**ARTICLE:**
— BEGIN —

A.G. Schneiderman Issues Guide For Donating To 9/11 Charities
NEW YORK – As New York and the nation prepare to observe the 10th anniversary of the September 11, 2001 attacks, Attorney General Eric T. Schneiderman today issued a guide for those planning to donate to 9/11 charities. Schneiderman encouraged generosity and provided information to ensure donations go where intended.
“New Yorkers, Americans and our neighbors throughout the world confronted the September 11 tragedies by asking how they could help the victims and families devastated by the attacks. In the 10 years since, charitable organizations continue to build on the outpouring of goodwill and many are eager to continue that support,” Attorney General Schneiderman said. “This giving guide is an important resource for anyone planning to contribute to a charity, and will help ensure that hard-earned dollars go where intended.”
9/11 Charitable Giving Guide
Attorney General Schneiderman offers the following tips to New Yorkers making donations to 9/11 causes. He also urges New Yorkers to report suspicious organizations to the Charities Bureau at email@example.com or 212.416.8402.
Look Up Charities. Review information about the charity before you give. Check the Attorney General’s website – www.charitiesnys.com – for charities’ financial reports or ask the charity directly for this information. Confirm that the charity is eligible to receive tax-deductible donations by searching the IRS website at http://www.irs.gov/app/pub-78/. Some additional websites with helpful information include:
Give to Established Charities. Donate to organizations you are familiar with, or have a verifiable record of success meeting their charitable missions, whether it is establishing a college fund or extending support to victim’s families. Closely examine charities that were established solely for the 10th anniversary of 9/11.

— END —

**MATERIAL:**
— BEGIN —

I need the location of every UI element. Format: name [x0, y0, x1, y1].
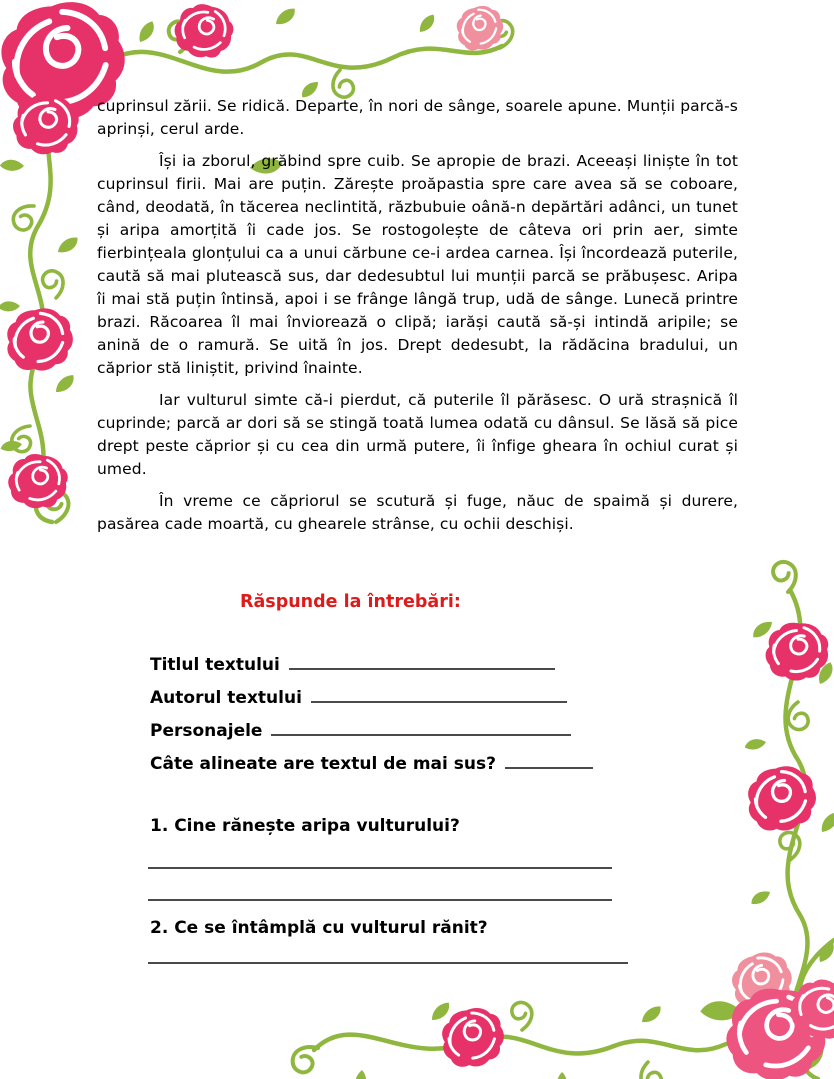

— END —

**SET PROBLEM A:**
According to the 9/11 giving guide, why should a donor search the IRS website before giving? Answer in one to three sentences.
**SET PROBLEM B:**
Please render this sentence from the 9/11 giving guide into Spanish: "Review information about the charity before you give."
**SET PROBLEM C:**
Rewrite the 9/11 giving guide starting with "A.G. Schneiderman Issues" and going on through "donations go where intended.", putting "New York Attorney General" in place of "Attorney General".
The listing has no connection to the 9/11 charity giving guide.

**EXERCISE OUTPUT A:**
The IRS website lets a donor confirm that the charity is eligible to receive tax-deductible donations.

**EXERCISE OUTPUT B:**
Revise la información sobre la organización benéfica antes de donar.

**EXERCISE OUTPUT C:**
A.G. Schneiderman Issues Guide For Donating To 9/11 Charities
NEW YORK – As New York and the nation prepare to observe the 10th anniversary of the September 11, 2001 attacks, New York Attorney General Eric T. Schneiderman today issued a guide for those planning to donate to 9/11 charities. Schneiderman encouraged generosity and provided information to ensure donations go where intended.